■ Text excerpt:
Fibonacci Heap
The Fibonacci Heap is the famous data structure that allows to decrease the running time of Dijkstra’s algorithm
from \(O((V+E)\log V)\) to \(O(V\log V + E)\) since it implements the decrease_key
operation in \(\Theta(1)\) amortized time.
It also support a set of operations that make it a “mergeable heap” (see mergeable heap).
To achieve such performance a fibonacci heap is basically a linked list of min-heap-ordered rooted trees (that are, in turn, implemented as linked list of smaller min-heap-ordered rooted tree). To implement the structure we first need to implement the template for a linked list (since it will be a linked list of fibonacci nodes that are not yet defined we need to use a template).
The linked list need to support just a few basic operations
-
push_back
append a node to the list -
extract_node
extract a specific node without modifying its pointers -
remove_node
completely remove a node by extracting it and clearing its pointers. -
clear
clears the list
Such list should look something like this.
#include <iostream>
template <typename T>
class doubly_linked_list {
private:
size_t _size;
public:
T head;
doubly_linked_list() : head(nullptr), _size(0) {};
~doubly_linked_list() {};
void init() {
head = nullptr, _size = 0;
}
void insert_node(T prev, T node) {
if (prev != nullptr) {
node->left = prev;
node->right = prev->right;
prev->right->left = node;
prev->right = node;
}
++_size;
}
void extract_node(T node) {
if (_size == 1) head = nullptr;
else if (node == head) head = node->right;
node->right->left = node->left;
node->left->right = node->right;
--_size;
}
void remove_node(T node) {
extract_node(node);
node->left = node;
node->right = node;
}
void push_back(T node) {
if (empty()) insert_node(head = node, node);
else insert_node(head->left, node);
}
bool empty() {
return _size == 0;
}
int size() {
return _size;
}
void clear(T &x) {
head = nullptr, _size = 0, x = nullptr;
}
};
Now it’s time to implement the fibonacci heap’s node. The nodes are the most important part of the whole structure.
As happens with any other nodes of a heap, a fibonacci heap’s node has key and data attributes and, since it’s a element of a linked list, it also has two pointer left and right that points to its neighbors. Each node could potentially be the root of a sub tree, for that reasons it need to store the number of its child, using the degree attribute. A boolean attribute mark it’s used to keep track if a node has lost a child.

■ Data provided:
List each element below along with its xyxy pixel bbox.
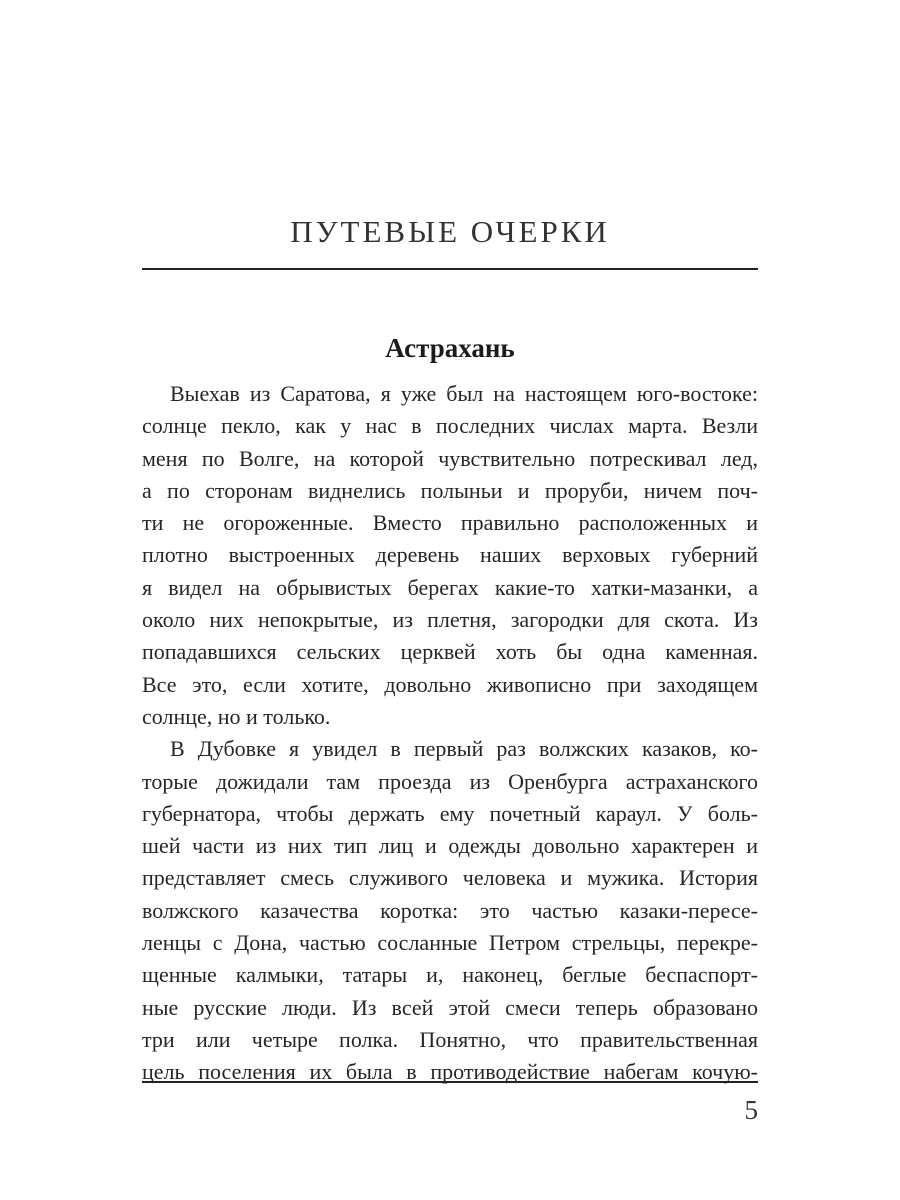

■ Requirements: Continue the Fibonacci heap walkthrough from its last sentence, in the same technical voice.

■ Written response:
template <typename KEY_NODE, typename DATA_NODE>
class fibonacci_node {
public:
fibonacci_node<KEY_NODE, DATA_NODE> *p, *left, *right;
doubly_linked_list<fibonacci_node<KEY_NODE, DATA_NODE> *> child_list;
int degree;
bool mark;
KEY_NODE key;
DATA_NODE data;
fibonacci_node() : p(nullptr), left(this), right(this), child_list(), degree(0), mark(false) {}
// If obj are modified after being insrted something bad could happen
fibonacci_node(KEY_NODE &k, DATA_NODE &d) : fibonacci_node<KEY_NODE, DATA_NODE>() {
key = k;
data = d;
}
bool operator< (const fibonacci_node x){ return key < x.key; }
bool operator> (const fibonacci_node x){ return key > x.key; }
};
Finally it comes the actual structure. A fibonacci heap has some utility method that are used by the other procedure, those are:
-
consolidate
rearrange the internal structure after the minimum element if extracted. -
cut
cut the link between a node x and its parent making x a root. -
cascading_cut
recursively cut nodes until it find a root or an unmarked node. -
make_child
takes two nodes and make one child of the other. -
max_degree
return the maximum number of nodes in the root list.
The public methods implemented below are the following (what they do is self explanatory):
insert
-
extract_min
both delete and return the element whose key is minimum -
decrease_min
other method that have not been implements but that could be useful are: union and delete.
To make decrease_key work in constant time it’s also necessary to get, in constant time, a node given its key. To do that I used a hash table (implemented with an unordered_map) to map each key to the address of its corresponding node.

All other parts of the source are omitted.